◆ TASK DESCRIPTION ◆
Copy out all of the material, matching it word for word.

◆ SUPPLIED MATERIAL ◆

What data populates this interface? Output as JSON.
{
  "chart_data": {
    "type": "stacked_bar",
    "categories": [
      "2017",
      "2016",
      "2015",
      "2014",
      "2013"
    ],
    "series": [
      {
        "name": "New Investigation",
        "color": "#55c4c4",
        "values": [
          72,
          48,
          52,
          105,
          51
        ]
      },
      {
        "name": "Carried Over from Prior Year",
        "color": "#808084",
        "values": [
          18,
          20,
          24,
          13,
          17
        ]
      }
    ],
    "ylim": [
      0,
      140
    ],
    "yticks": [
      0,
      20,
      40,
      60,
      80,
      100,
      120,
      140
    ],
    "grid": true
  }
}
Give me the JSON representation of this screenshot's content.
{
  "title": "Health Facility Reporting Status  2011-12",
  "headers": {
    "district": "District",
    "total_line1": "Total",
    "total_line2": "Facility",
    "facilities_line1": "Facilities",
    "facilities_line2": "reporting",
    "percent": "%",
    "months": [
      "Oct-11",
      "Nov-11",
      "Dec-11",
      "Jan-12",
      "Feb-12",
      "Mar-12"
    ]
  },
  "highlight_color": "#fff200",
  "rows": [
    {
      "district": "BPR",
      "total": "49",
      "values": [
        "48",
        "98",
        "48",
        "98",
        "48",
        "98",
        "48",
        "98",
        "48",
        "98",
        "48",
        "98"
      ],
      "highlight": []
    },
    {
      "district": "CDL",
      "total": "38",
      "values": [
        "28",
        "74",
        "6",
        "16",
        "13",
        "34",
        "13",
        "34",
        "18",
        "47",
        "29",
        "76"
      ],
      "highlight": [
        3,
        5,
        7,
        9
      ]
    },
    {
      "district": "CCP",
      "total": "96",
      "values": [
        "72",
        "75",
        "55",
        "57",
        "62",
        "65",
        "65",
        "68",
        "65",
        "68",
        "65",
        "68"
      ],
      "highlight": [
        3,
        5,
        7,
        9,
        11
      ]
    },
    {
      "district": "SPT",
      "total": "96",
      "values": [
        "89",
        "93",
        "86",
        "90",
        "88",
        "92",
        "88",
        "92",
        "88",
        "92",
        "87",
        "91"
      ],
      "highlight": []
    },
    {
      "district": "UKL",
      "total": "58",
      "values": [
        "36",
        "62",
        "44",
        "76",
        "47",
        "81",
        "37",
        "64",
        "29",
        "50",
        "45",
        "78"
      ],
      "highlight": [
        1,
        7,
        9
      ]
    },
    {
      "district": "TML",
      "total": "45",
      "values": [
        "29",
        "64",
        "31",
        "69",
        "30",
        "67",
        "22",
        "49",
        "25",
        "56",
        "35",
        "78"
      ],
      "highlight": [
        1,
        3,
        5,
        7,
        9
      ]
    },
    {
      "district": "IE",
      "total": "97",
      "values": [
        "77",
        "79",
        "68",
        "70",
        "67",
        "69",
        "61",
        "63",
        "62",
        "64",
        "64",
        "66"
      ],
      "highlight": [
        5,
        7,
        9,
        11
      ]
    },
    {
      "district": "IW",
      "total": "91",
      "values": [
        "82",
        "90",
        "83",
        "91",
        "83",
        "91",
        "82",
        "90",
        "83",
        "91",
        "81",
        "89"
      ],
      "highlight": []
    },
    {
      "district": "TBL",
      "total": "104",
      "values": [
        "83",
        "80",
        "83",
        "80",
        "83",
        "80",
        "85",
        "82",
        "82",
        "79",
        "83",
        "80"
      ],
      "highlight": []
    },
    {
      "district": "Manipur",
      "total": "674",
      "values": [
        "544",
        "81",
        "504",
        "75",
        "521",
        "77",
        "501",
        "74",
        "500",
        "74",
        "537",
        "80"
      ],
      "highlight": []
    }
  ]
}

◆ SOLUTION TO THE PROBLEM ◆
What data populates this interface? Output as JSON.
{
  "chart_data": {
    "type": "stacked_bar",
    "categories": [
      "2017",
      "2016",
      "2015",
      "2014",
      "2013"
    ],
    "series": [
      {
        "name": "New Investigation",
        "color": "#55c4c4",
        "values": [
          72,
          48,
          52,
          105,
          51
        ]
      },
      {
        "name": "Carried Over from Prior Year",
        "color": "#808084",
        "values": [
          18,
          20,
          24,
          13,
          17
        ]
      }
    ],
    "ylim": [
      0,
      140
    ],
    "yticks": [
      0,
      20,
      40,
      60,
      80,
      100,
      120,
      140
    ],
    "grid": true
  }
}
Give me the JSON representation of this screenshot's content.
{
  "title": "Health Facility Reporting Status  2011-12",
  "headers": {
    "district": "District",
    "total_line1": "Total",
    "total_line2": "Facility",
    "facilities_line1": "Facilities",
    "facilities_line2": "reporting",
    "percent": "%",
    "months": [
      "Oct-11",
      "Nov-11",
      "Dec-11",
      "Jan-12",
      "Feb-12",
      "Mar-12"
    ]
  },
  "highlight_color": "#fff200",
  "rows": [
    {
      "district": "BPR",
      "total": "49",
      "values": [
        "48",
        "98",
        "48",
        "98",
        "48",
        "98",
        "48",
        "98",
        "48",
        "98",
        "48",
        "98"
      ],
      "highlight": []
    },
    {
      "district": "CDL",
      "total": "38",
      "values": [
        "28",
        "74",
        "6",
        "16",
        "13",
        "34",
        "13",
        "34",
        "18",
        "47",
        "29",
        "76"
      ],
      "highlight": [
        3,
        5,
        7,
        9
      ]
    },
    {
      "district": "CCP",
      "total": "96",
      "values": [
        "72",
        "75",
        "55",
        "57",
        "62",
        "65",
        "65",
        "68",
        "65",
        "68",
        "65",
        "68"
      ],
      "highlight": [
        3,
        5,
        7,
        9,
        11
      ]
    },
    {
      "district": "SPT",
      "total": "96",
      "values": [
        "89",
        "93",
        "86",
        "90",
        "88",
        "92",
        "88",
        "92",
        "88",
        "92",
        "87",
        "91"
      ],
      "highlight": []
    },
    {
      "district": "UKL",
      "total": "58",
      "values": [
        "36",
        "62",
        "44",
        "76",
        "47",
        "81",
        "37",
        "64",
        "29",
        "50",
        "45",
        "78"
      ],
      "highlight": [
        1,
        7,
        9
      ]
    },
    {
      "district": "TML",
      "total": "45",
      "values": [
        "29",
        "64",
        "31",
        "69",
        "30",
        "67",
        "22",
        "49",
        "25",
        "56",
        "35",
        "78"
      ],
      "highlight": [
        1,
        3,
        5,
        7,
        9
      ]
    },
    {
      "district": "IE",
      "total": "97",
      "values": [
        "77",
        "79",
        "68",
        "70",
        "67",
        "69",
        "61",
        "63",
        "62",
        "64",
        "64",
        "66"
      ],
      "highlight": [
        5,
        7,
        9,
        11
      ]
    },
    {
      "district": "IW",
      "total": "91",
      "values": [
        "82",
        "90",
        "83",
        "91",
        "83",
        "91",
        "82",
        "90",
        "83",
        "91",
        "81",
        "89"
      ],
      "highlight": []
    },
    {
      "district": "TBL",
      "total": "104",
      "values": [
        "83",
        "80",
        "83",
        "80",
        "83",
        "80",
        "85",
        "82",
        "82",
        "79",
        "83",
        "80"
      ],
      "highlight": []
    },
    {
      "district": "Manipur",
      "total": "674",
      "values": [
        "544",
        "81",
        "504",
        "75",
        "521",
        "77",
        "501",
        "74",
        "500",
        "74",
        "537",
        "80"
      ],
      "highlight": []
    }
  ]
}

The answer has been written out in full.